— begin Provided information —
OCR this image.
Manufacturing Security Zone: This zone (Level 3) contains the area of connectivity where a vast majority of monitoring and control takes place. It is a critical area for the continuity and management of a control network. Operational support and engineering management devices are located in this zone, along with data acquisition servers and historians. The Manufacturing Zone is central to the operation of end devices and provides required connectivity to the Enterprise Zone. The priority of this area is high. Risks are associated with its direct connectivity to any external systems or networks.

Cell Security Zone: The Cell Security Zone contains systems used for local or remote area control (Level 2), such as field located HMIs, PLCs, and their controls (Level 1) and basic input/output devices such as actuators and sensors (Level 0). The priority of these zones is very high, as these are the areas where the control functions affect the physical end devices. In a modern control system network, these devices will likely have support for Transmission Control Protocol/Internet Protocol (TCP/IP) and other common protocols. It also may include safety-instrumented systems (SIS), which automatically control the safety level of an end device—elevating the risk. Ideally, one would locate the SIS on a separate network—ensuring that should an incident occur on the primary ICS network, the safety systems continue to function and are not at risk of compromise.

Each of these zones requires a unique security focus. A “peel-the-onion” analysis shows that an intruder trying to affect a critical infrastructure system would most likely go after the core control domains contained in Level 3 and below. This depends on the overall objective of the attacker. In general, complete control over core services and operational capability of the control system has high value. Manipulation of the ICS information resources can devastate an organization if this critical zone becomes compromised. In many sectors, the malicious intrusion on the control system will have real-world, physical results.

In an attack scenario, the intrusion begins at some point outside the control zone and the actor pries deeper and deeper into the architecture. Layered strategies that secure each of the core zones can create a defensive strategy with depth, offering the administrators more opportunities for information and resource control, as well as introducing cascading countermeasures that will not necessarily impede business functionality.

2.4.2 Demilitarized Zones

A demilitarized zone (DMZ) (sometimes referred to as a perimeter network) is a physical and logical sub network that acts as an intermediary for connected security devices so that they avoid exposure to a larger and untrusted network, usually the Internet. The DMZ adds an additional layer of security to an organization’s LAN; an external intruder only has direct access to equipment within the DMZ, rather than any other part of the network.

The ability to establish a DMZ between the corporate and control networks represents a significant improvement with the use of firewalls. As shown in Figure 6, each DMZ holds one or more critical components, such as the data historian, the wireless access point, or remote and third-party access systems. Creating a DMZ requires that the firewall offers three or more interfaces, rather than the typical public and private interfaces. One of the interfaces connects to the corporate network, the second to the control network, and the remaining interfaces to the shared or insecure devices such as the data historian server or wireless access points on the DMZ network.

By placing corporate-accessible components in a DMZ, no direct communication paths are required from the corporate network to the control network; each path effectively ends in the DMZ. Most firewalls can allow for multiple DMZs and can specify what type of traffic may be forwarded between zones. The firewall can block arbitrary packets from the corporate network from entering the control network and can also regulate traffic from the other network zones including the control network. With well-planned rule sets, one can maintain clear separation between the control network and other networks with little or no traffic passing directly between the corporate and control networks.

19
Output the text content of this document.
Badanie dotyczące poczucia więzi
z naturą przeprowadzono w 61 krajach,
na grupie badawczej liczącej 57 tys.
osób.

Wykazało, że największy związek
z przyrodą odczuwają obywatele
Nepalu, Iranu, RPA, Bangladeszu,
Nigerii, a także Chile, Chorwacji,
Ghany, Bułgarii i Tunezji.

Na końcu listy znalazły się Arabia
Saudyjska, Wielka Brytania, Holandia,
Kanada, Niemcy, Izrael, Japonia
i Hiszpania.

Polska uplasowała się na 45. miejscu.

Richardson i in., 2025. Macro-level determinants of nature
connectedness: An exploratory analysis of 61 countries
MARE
— end Provided information —
--- Short exercise ---
Output all of the material, please, exactly as it stands.

--- Task solution ---
OCR this image.
Manufacturing Security Zone: This zone (Level 3) contains the area of connectivity where a vast majority of monitoring and control takes place. It is a critical area for the continuity and management of a control network. Operational support and engineering management devices are located in this zone, along with data acquisition servers and historians. The Manufacturing Zone is central to the operation of end devices and provides required connectivity to the Enterprise Zone. The priority of this area is high. Risks are associated with its direct connectivity to any external systems or networks.

Cell Security Zone: The Cell Security Zone contains systems used for local or remote area control (Level 2), such as field located HMIs, PLCs, and their controls (Level 1) and basic input/output devices such as actuators and sensors (Level 0). The priority of these zones is very high, as these are the areas where the control functions affect the physical end devices. In a modern control system network, these devices will likely have support for Transmission Control Protocol/Internet Protocol (TCP/IP) and other common protocols. It also may include safety-instrumented systems (SIS), which automatically control the safety level of an end device—elevating the risk. Ideally, one would locate the SIS on a separate network—ensuring that should an incident occur on the primary ICS network, the safety systems continue to function and are not at risk of compromise.

Each of these zones requires a unique security focus. A “peel-the-onion” analysis shows that an intruder trying to affect a critical infrastructure system would most likely go after the core control domains contained in Level 3 and below. This depends on the overall objective of the attacker. In general, complete control over core services and operational capability of the control system has high value. Manipulation of the ICS information resources can devastate an organization if this critical zone becomes compromised. In many sectors, the malicious intrusion on the control system will have real-world, physical results.

In an attack scenario, the intrusion begins at some point outside the control zone and the actor pries deeper and deeper into the architecture. Layered strategies that secure each of the core zones can create a defensive strategy with depth, offering the administrators more opportunities for information and resource control, as well as introducing cascading countermeasures that will not necessarily impede business functionality.

2.4.2 Demilitarized Zones

A demilitarized zone (DMZ) (sometimes referred to as a perimeter network) is a physical and logical sub network that acts as an intermediary for connected security devices so that they avoid exposure to a larger and untrusted network, usually the Internet. The DMZ adds an additional layer of security to an organization’s LAN; an external intruder only has direct access to equipment within the DMZ, rather than any other part of the network.

The ability to establish a DMZ between the corporate and control networks represents a significant improvement with the use of firewalls. As shown in Figure 6, each DMZ holds one or more critical components, such as the data historian, the wireless access point, or remote and third-party access systems. Creating a DMZ requires that the firewall offers three or more interfaces, rather than the typical public and private interfaces. One of the interfaces connects to the corporate network, the second to the control network, and the remaining interfaces to the shared or insecure devices such as the data historian server or wireless access points on the DMZ network.

By placing corporate-accessible components in a DMZ, no direct communication paths are required from the corporate network to the control network; each path effectively ends in the DMZ. Most firewalls can allow for multiple DMZs and can specify what type of traffic may be forwarded between zones. The firewall can block arbitrary packets from the corporate network from entering the control network and can also regulate traffic from the other network zones including the control network. With well-planned rule sets, one can maintain clear separation between the control network and other networks with little or no traffic passing directly between the corporate and control networks.

19
Output the text content of this document.
Badanie dotyczące poczucia więzi
z naturą przeprowadzono w 61 krajach,
na grupie badawczej liczącej 57 tys.
osób.

Wykazało, że największy związek
z przyrodą odczuwają obywatele
Nepalu, Iranu, RPA, Bangladeszu,
Nigerii, a także Chile, Chorwacji,
Ghany, Bułgarii i Tunezji.

Na końcu listy znalazły się Arabia
Saudyjska, Wielka Brytania, Holandia,
Kanada, Niemcy, Izrael, Japonia
i Hiszpania.

Polska uplasowała się na 45. miejscu.

Richardson i in., 2025. Macro-level determinants of nature
connectedness: An exploratory analysis of 61 countries
MARE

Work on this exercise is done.